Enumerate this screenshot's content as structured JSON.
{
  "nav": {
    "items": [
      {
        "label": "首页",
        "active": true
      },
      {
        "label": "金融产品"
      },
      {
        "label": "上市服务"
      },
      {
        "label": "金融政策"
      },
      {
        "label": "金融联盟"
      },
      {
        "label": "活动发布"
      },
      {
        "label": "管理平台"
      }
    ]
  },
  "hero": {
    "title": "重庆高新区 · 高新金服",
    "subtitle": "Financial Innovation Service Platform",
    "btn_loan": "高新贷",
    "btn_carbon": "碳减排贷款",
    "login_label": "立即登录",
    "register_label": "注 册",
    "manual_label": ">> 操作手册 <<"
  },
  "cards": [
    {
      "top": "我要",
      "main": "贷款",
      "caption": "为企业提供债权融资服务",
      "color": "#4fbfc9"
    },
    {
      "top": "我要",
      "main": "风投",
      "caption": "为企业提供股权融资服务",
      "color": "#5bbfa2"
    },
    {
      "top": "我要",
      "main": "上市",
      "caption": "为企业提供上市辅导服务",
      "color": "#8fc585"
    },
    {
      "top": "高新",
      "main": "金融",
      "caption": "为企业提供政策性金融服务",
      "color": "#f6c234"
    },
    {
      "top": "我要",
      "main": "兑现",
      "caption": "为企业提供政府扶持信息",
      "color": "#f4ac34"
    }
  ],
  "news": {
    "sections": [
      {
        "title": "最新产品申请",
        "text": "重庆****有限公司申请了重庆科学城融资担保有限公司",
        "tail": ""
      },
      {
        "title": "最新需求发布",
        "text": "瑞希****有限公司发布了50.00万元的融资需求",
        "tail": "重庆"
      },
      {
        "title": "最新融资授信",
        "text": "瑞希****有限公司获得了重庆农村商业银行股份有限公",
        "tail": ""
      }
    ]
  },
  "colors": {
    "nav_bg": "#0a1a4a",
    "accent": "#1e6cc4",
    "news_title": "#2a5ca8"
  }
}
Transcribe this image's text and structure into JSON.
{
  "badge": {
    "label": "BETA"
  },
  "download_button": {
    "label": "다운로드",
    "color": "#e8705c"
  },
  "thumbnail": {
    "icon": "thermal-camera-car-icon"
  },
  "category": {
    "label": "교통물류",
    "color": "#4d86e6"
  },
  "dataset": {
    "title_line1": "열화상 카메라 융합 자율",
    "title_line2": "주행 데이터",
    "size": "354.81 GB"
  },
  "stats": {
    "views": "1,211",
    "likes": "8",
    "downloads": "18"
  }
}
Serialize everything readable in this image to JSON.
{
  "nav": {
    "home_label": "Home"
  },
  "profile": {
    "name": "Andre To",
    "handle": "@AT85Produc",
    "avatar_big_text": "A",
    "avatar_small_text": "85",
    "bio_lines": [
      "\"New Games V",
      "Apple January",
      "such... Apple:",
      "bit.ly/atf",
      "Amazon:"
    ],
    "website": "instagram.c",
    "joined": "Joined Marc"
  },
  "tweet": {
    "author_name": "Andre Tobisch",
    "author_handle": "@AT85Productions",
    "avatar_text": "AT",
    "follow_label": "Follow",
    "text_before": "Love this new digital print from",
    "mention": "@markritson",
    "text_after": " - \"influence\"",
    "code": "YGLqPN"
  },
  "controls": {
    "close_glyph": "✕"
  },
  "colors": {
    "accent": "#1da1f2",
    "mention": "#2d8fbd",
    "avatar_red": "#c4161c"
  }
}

---

__Aim__
All of the entries above must be quoted exactly.

__Task answer__
Enumerate this screenshot's content as structured JSON.
{
  "nav": {
    "items": [
      {
        "label": "首页",
        "active": true
      },
      {
        "label": "金融产品"
      },
      {
        "label": "上市服务"
      },
      {
        "label": "金融政策"
      },
      {
        "label": "金融联盟"
      },
      {
        "label": "活动发布"
      },
      {
        "label": "管理平台"
      }
    ]
  },
  "hero": {
    "title": "重庆高新区 · 高新金服",
    "subtitle": "Financial Innovation Service Platform",
    "btn_loan": "高新贷",
    "btn_carbon": "碳减排贷款",
    "login_label": "立即登录",
    "register_label": "注 册",
    "manual_label": ">> 操作手册 <<"
  },
  "cards": [
    {
      "top": "我要",
      "main": "贷款",
      "caption": "为企业提供债权融资服务",
      "color": "#4fbfc9"
    },
    {
      "top": "我要",
      "main": "风投",
      "caption": "为企业提供股权融资服务",
      "color": "#5bbfa2"
    },
    {
      "top": "我要",
      "main": "上市",
      "caption": "为企业提供上市辅导服务",
      "color": "#8fc585"
    },
    {
      "top": "高新",
      "main": "金融",
      "caption": "为企业提供政策性金融服务",
      "color": "#f6c234"
    },
    {
      "top": "我要",
      "main": "兑现",
      "caption": "为企业提供政府扶持信息",
      "color": "#f4ac34"
    }
  ],
  "news": {
    "sections": [
      {
        "title": "最新产品申请",
        "text": "重庆****有限公司申请了重庆科学城融资担保有限公司",
        "tail": ""
      },
      {
        "title": "最新需求发布",
        "text": "瑞希****有限公司发布了50.00万元的融资需求",
        "tail": "重庆"
      },
      {
        "title": "最新融资授信",
        "text": "瑞希****有限公司获得了重庆农村商业银行股份有限公",
        "tail": ""
      }
    ]
  },
  "colors": {
    "nav_bg": "#0a1a4a",
    "accent": "#1e6cc4",
    "news_title": "#2a5ca8"
  }
}
Transcribe this image's text and structure into JSON.
{
  "badge": {
    "label": "BETA"
  },
  "download_button": {
    "label": "다운로드",
    "color": "#e8705c"
  },
  "thumbnail": {
    "icon": "thermal-camera-car-icon"
  },
  "category": {
    "label": "교통물류",
    "color": "#4d86e6"
  },
  "dataset": {
    "title_line1": "열화상 카메라 융합 자율",
    "title_line2": "주행 데이터",
    "size": "354.81 GB"
  },
  "stats": {
    "views": "1,211",
    "likes": "8",
    "downloads": "18"
  }
}
Serialize everything readable in this image to JSON.
{
  "nav": {
    "home_label": "Home"
  },
  "profile": {
    "name": "Andre To",
    "handle": "@AT85Produc",
    "avatar_big_text": "A",
    "avatar_small_text": "85",
    "bio_lines": [
      "\"New Games V",
      "Apple January",
      "such... Apple:",
      "bit.ly/atf",
      "Amazon:"
    ],
    "website": "instagram.c",
    "joined": "Joined Marc"
  },
  "tweet": {
    "author_name": "Andre Tobisch",
    "author_handle": "@AT85Productions",
    "avatar_text": "AT",
    "follow_label": "Follow",
    "text_before": "Love this new digital print from",
    "mention": "@markritson",
    "text_after": " - \"influence\"",
    "code": "YGLqPN"
  },
  "controls": {
    "close_glyph": "✕"
  },
  "colors": {
    "accent": "#1da1f2",
    "mention": "#2d8fbd",
    "avatar_red": "#c4161c"
  }
}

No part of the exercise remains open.